Short task:
Copy every entry exactly.

>> start

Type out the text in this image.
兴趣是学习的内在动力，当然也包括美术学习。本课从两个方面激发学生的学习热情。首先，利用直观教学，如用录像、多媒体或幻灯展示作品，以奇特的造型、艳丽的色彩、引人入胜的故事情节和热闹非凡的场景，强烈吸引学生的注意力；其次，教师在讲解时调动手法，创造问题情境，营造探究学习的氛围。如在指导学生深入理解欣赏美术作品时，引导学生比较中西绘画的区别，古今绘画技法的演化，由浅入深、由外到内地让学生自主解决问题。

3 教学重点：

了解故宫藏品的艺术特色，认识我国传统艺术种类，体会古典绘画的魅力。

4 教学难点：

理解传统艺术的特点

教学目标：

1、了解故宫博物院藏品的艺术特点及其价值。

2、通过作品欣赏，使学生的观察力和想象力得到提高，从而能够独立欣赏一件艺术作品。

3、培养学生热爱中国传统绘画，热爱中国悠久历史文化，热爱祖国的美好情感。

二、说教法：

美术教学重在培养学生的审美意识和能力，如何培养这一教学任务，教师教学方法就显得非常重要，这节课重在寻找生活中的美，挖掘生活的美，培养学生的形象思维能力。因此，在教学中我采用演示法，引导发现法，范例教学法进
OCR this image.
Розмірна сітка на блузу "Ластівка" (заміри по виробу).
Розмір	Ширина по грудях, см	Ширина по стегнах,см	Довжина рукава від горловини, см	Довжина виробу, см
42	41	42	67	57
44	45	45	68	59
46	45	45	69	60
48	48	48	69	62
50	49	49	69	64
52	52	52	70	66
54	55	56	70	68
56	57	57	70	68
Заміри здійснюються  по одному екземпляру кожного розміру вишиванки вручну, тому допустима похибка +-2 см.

>> end

Exercise response:
Type out the text in this image.
兴趣是学习的内在动力，当然也包括美术学习。本课从两个方面激发学生的学习热情。首先，利用直观教学，如用录像、多媒体或幻灯展示作品，以奇特的造型、艳丽的色彩、引人入胜的故事情节和热闹非凡的场景，强烈吸引学生的注意力；其次，教师在讲解时调动手法，创造问题情境，营造探究学习的氛围。如在指导学生深入理解欣赏美术作品时，引导学生比较中西绘画的区别，古今绘画技法的演化，由浅入深、由外到内地让学生自主解决问题。

3 教学重点：

了解故宫藏品的艺术特色，认识我国传统艺术种类，体会古典绘画的魅力。

4 教学难点：

理解传统艺术的特点

教学目标：

1、了解故宫博物院藏品的艺术特点及其价值。

2、通过作品欣赏，使学生的观察力和想象力得到提高，从而能够独立欣赏一件艺术作品。

3、培养学生热爱中国传统绘画，热爱中国悠久历史文化，热爱祖国的美好情感。

二、说教法：

美术教学重在培养学生的审美意识和能力，如何培养这一教学任务，教师教学方法就显得非常重要，这节课重在寻找生活中的美，挖掘生活的美，培养学生的形象思维能力。因此，在教学中我采用演示法，引导发现法，范例教学法进
OCR this image.
Розмірна сітка на блузу "Ластівка" (заміри по виробу).
Розмір	Ширина по грудях, см	Ширина по стегнах,см	Довжина рукава від горловини, см	Довжина виробу, см
42	41	42	67	57
44	45	45	68	59
46	45	45	69	60
48	48	48	69	62
50	49	49	69	64
52	52	52	70	66
54	55	56	70	68
56	57	57	70	68
Заміри здійснюються  по одному екземпляру кожного розміру вишиванки вручну, тому допустима похибка +-2 см.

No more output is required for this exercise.